TASK PROMPT
Omit the pictures, please, and give each record below again exactly.

[Dataset excerpts]

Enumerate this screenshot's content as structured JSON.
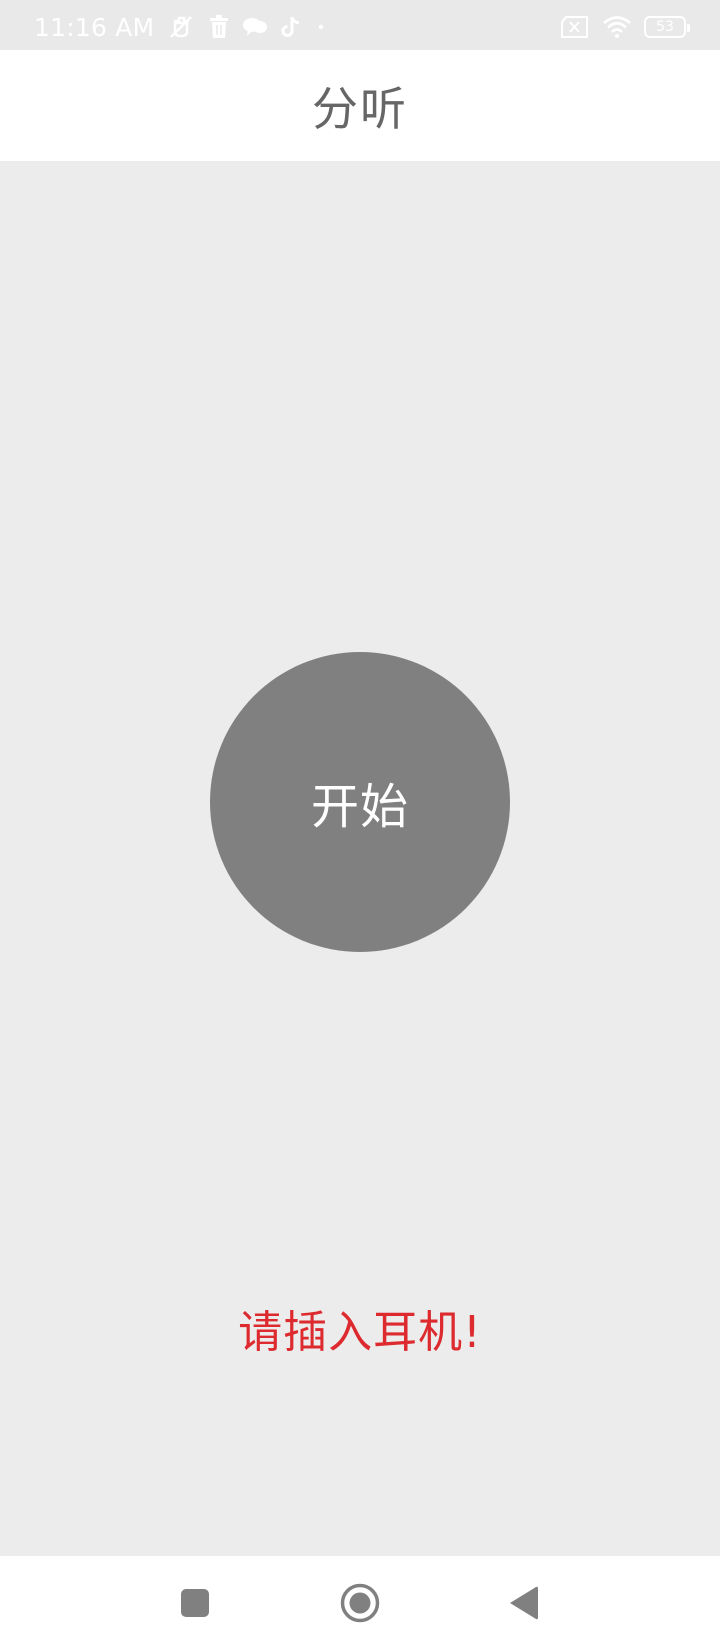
{
  "status_bar": {
    "time": "11:16 AM",
    "left_icons": [
      "mute-icon",
      "delete-icon",
      "cloud-icon",
      "tiktok-icon",
      "dot-icon"
    ],
    "right_icons": [
      "sim-off-icon",
      "wifi-icon",
      "battery-icon"
    ],
    "battery": "53"
  },
  "app_bar": {
    "title": "分听"
  },
  "main": {
    "start_label": "开始",
    "hint": "请插入耳机!",
    "colors": {
      "background": "#ececec",
      "button": "#808080",
      "hint": "#dd2a2f"
    }
  },
  "nav_bar": {
    "items": [
      "recent-apps-icon",
      "home-icon",
      "back-icon"
    ]
  }
}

EXPECTED OUTPUT
Enumerate this screenshot's content as structured JSON.
{
  "status_bar": {
    "time": "11:16 AM",
    "left_icons": [
      "mute-icon",
      "delete-icon",
      "cloud-icon",
      "tiktok-icon",
      "dot-icon"
    ],
    "right_icons": [
      "sim-off-icon",
      "wifi-icon",
      "battery-icon"
    ],
    "battery": "53"
  },
  "app_bar": {
    "title": "分听"
  },
  "main": {
    "start_label": "开始",
    "hint": "请插入耳机!",
    "colors": {
      "background": "#ececec",
      "button": "#808080",
      "hint": "#dd2a2f"
    }
  },
  "nav_bar": {
    "items": [
      "recent-apps-icon",
      "home-icon",
      "back-icon"
    ]
  }
}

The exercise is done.